((

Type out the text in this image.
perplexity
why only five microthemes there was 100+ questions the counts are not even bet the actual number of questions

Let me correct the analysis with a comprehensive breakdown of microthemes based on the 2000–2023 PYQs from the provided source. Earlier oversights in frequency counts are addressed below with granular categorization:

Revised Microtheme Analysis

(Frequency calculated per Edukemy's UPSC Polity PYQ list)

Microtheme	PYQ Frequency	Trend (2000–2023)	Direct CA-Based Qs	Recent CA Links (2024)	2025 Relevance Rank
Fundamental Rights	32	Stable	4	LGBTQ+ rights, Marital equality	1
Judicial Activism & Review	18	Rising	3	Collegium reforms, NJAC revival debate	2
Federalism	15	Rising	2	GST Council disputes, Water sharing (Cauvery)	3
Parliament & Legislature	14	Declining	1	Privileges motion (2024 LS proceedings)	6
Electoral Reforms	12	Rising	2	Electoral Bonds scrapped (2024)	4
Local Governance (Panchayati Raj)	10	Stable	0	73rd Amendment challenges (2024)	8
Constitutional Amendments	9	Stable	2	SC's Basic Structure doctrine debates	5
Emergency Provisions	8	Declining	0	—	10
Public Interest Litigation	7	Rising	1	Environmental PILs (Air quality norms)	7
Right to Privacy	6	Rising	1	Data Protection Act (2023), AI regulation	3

))

» Do this: Copy out each line exactly.

» Task solution:
Type out the text in this image.
perplexity
why only five microthemes there was 100+ questions the counts are not even bet the actual number of questions

Let me correct the analysis with a comprehensive breakdown of microthemes based on the 2000–2023 PYQs from the provided source. Earlier oversights in frequency counts are addressed below with granular categorization:

Revised Microtheme Analysis

(Frequency calculated per Edukemy's UPSC Polity PYQ list)

Microtheme	PYQ Frequency	Trend (2000–2023)	Direct CA-Based Qs	Recent CA Links (2024)	2025 Relevance Rank
Fundamental Rights	32	Stable	4	LGBTQ+ rights, Marital equality	1
Judicial Activism & Review	18	Rising	3	Collegium reforms, NJAC revival debate	2
Federalism	15	Rising	2	GST Council disputes, Water sharing (Cauvery)	3
Parliament & Legislature	14	Declining	1	Privileges motion (2024 LS proceedings)	6
Electoral Reforms	12	Rising	2	Electoral Bonds scrapped (2024)	4
Local Governance (Panchayati Raj)	10	Stable	0	73rd Amendment challenges (2024)	8
Constitutional Amendments	9	Stable	2	SC's Basic Structure doctrine debates	5
Emergency Provisions	8	Declining	0	—	10
Public Interest Litigation	7	Rising	1	Environmental PILs (Air quality norms)	7
Right to Privacy	6	Rising	1	Data Protection Act (2023), AI regulation	3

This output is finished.